=== PROVIDED TEXT ===
-------------------------

I realize that philosophical materialists do this all the time anyway. They start off assuming reason and move on from there. The flaw in Christian apologetics, according to the Reformed apologists (like Van Til, Clark, Bahnsen, Frame, Pratt etc), is when the Christian apologist gives in and makes the same mistake. If you do this, then man's reason becomes the ultimate authority for truth. You, in essence, start with the presupposition that reason is, was, and always will be ... and the task is to prove that faith in God is reasonable. The Christian apologist then sets about building his case for why faith in God makes sense. The Reformed apologists argue that this is putting reason above God instead of the other way around. It does not properly recognize that the laws of reason are part of the creation. That is the crux of their beef. It is all about where you start.

Let me make a plug here for a free online book called Faith Has Its Reasons by Dr. Boa and Dr. Bowman. Download it and read the following word documents : boa_faith_13.doc, boa_faith_14.doc, boa_faith_15.doc, boa_faith_16.doc. It is well written and captures the main thrust of Reformed Apologetics. I cannot recommend it strongly enough.

Comments

Jason Pratt said…
Um, not the same Pratt as myself. {g} I'm not a theological presuppositionist, as will soon be apparent (if it wasn’t already).

{{Because you would have attempted to ground your epistemology (theory of knowledge) in epistemology.}}

I think you meant 'ground your metaphysic in epistemology (a theory of knowledge)'. Which incidentally isn't what happens either; the epistemology is still grounded in a metaphysic, but it's an extremely basic one (law of noncon, etc.)

While it's true there's a strong risk of trying to justify the reliability of reason using a presumption of reason's adequate reliability, a careful metaphysician won't do this, recognizing the fallacy involved. (It wouldn’t be strictly invalid, but it would be merely circularly valid.)

This admittedly leaves open a loophole of sorts for the opponent to try to take--I've seen opponents try it myself!--but the loophole is more like a noose. {g} If they deny the presumption of adequate reasoning capability, they shoot any argument of their own out of the sky, including their own rebuttal attempt.

Also, there is an important distinction between the action of reason and the state of knowledge, and again the careful AfR proponent will keep that distinction in mind and not conflate the two.


{{I realize that philosophical materialists do this all the time anyway. They start off assuming reason and move on from there.}}

Yes, and if they kept their presumption without trying to deny it later when that looks to be convenient, they'd be theists pretty quickly. {g}

The problem isn't their starting point. The problem is their sloppy reasoning.

-------------------------

=== EXCERPTED DATA ===
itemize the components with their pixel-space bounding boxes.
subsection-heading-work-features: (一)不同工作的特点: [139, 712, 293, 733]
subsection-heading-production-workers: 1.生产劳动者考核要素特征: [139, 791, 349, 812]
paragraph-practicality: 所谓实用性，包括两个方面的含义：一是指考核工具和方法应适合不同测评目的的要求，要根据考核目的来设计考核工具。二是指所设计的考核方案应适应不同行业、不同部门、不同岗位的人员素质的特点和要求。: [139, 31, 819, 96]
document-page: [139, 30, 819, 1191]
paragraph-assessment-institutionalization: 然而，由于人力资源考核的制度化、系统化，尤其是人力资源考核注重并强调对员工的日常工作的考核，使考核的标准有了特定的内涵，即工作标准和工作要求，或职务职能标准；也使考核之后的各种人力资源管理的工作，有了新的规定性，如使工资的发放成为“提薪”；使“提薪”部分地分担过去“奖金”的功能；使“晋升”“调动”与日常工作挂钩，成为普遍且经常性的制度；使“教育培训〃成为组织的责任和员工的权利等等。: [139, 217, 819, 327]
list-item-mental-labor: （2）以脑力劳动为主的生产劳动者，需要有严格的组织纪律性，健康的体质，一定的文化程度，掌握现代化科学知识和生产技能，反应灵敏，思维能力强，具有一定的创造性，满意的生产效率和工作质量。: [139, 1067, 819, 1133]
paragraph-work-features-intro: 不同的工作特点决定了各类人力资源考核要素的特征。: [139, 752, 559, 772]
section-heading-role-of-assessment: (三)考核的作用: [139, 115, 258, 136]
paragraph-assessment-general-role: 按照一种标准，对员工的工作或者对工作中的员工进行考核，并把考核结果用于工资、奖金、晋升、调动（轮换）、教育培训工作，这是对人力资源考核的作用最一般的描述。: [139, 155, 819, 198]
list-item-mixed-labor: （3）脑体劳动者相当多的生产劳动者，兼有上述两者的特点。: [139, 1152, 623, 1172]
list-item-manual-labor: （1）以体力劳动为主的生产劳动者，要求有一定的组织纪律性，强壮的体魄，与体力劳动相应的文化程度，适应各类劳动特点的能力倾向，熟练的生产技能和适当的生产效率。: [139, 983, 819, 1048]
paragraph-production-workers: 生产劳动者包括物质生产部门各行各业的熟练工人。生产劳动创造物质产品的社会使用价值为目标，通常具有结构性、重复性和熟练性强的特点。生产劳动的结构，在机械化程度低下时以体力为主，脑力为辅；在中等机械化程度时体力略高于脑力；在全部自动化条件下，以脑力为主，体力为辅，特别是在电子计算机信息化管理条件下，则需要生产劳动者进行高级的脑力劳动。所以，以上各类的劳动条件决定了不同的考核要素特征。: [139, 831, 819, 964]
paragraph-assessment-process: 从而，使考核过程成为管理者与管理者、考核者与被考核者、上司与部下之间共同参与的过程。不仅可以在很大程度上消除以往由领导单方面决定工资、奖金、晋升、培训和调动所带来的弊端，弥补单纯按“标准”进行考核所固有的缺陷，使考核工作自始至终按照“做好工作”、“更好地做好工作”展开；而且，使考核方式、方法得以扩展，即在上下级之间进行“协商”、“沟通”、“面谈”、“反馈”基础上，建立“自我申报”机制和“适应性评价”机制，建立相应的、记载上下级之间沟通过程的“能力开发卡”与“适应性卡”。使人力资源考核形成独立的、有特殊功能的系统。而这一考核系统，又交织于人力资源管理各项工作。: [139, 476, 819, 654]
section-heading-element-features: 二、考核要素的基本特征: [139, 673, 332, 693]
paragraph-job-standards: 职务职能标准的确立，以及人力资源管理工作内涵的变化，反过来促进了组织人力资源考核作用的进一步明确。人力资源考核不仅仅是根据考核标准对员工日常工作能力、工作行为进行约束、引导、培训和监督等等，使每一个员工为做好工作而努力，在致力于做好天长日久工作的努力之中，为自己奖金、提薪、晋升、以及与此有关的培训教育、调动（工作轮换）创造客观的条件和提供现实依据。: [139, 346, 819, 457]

-------------------------

=== DESCRIPTION OF THE TASK ===
What free online book does the passage on Reformed apologetics recommend downloading and reading?

=== ANSWER ===
Faith Has Its Reasons, by Dr. Boa and Dr. Bowman.